◆ **Instruction**:
From the listing below, output the lines between the one with "Output a JSON" and the one with "Decode this image", including those two, and nothing else. Pictures are not copied.

◆ **Data for this exercise**:

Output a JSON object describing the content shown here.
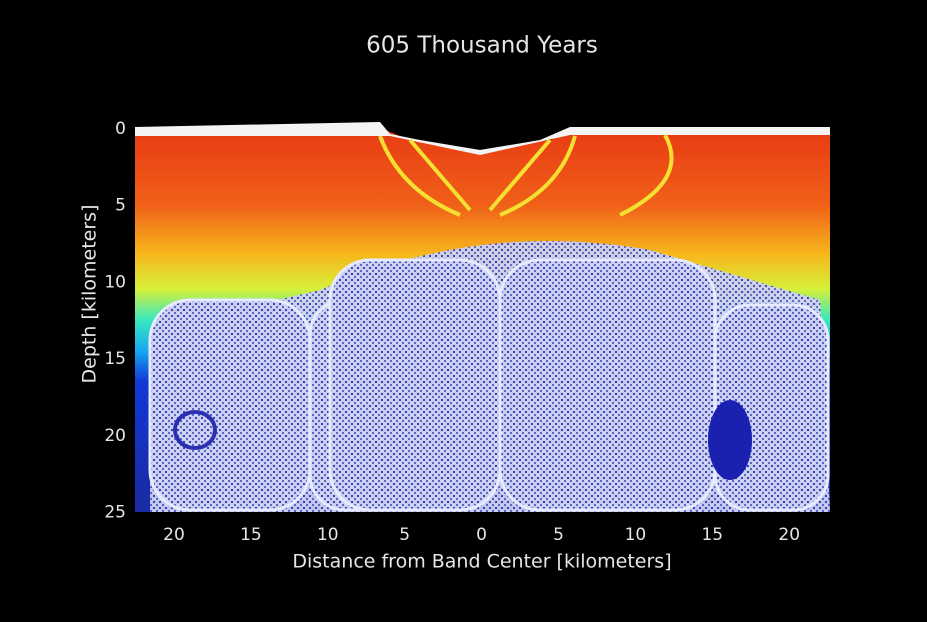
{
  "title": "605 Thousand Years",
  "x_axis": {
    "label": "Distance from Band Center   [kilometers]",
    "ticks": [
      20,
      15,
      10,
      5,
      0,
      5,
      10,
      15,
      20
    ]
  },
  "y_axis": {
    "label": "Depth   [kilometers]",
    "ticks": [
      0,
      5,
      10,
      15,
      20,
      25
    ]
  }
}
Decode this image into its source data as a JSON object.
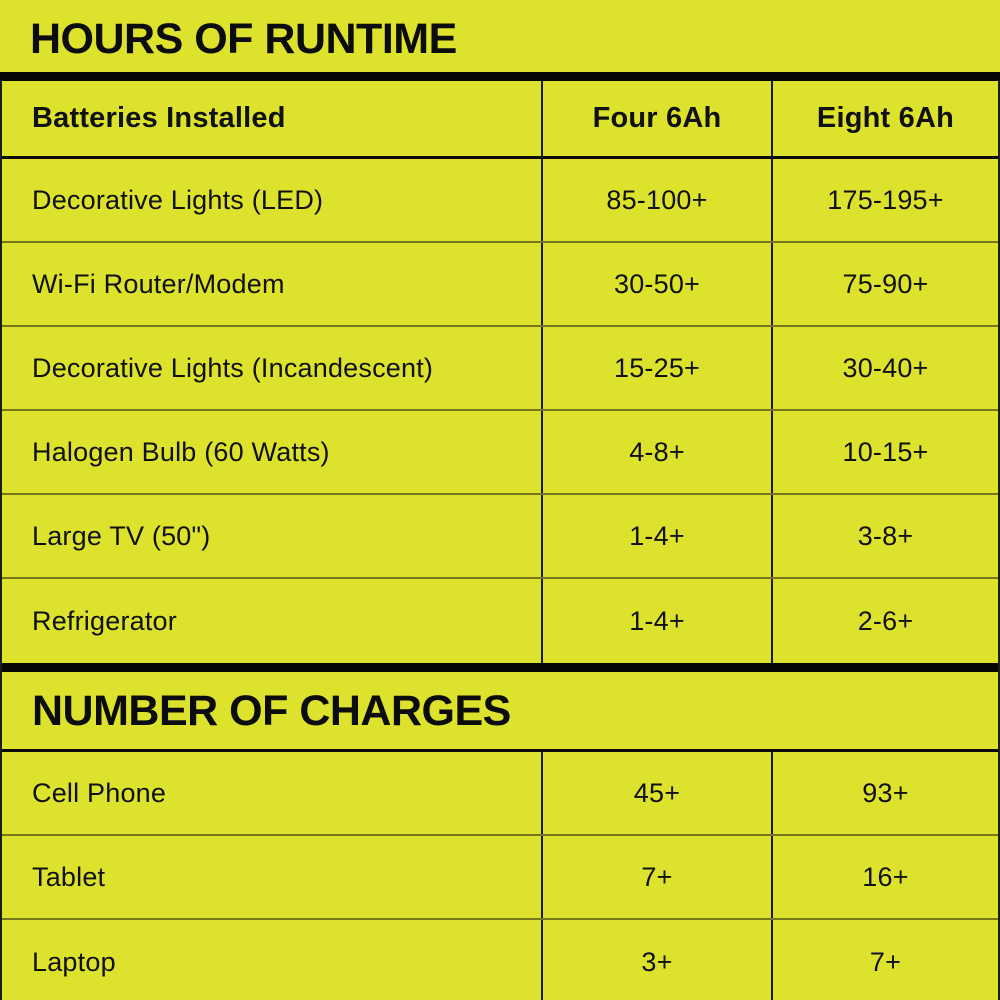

---

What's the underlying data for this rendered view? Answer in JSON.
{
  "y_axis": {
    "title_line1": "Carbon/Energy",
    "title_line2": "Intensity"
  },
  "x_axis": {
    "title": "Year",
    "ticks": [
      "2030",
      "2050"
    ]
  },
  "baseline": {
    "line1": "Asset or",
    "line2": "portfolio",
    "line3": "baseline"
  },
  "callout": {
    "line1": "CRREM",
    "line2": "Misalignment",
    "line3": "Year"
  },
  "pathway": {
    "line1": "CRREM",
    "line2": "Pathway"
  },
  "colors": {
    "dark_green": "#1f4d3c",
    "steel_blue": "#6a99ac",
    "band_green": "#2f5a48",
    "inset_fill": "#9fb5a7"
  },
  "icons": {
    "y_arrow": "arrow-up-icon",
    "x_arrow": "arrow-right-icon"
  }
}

◆ **Task response**:
Output a JSON object describing the content shown here.
{
  "title": "605 Thousand Years",
  "x_axis": {
    "label": "Distance from Band Center   [kilometers]",
    "ticks": [
      20,
      15,
      10,
      5,
      0,
      5,
      10,
      15,
      20
    ]
  },
  "y_axis": {
    "label": "Depth   [kilometers]",
    "ticks": [
      0,
      5,
      10,
      15,
      20,
      25
    ]
  }
}
Decode this image into its source data as a JSON object.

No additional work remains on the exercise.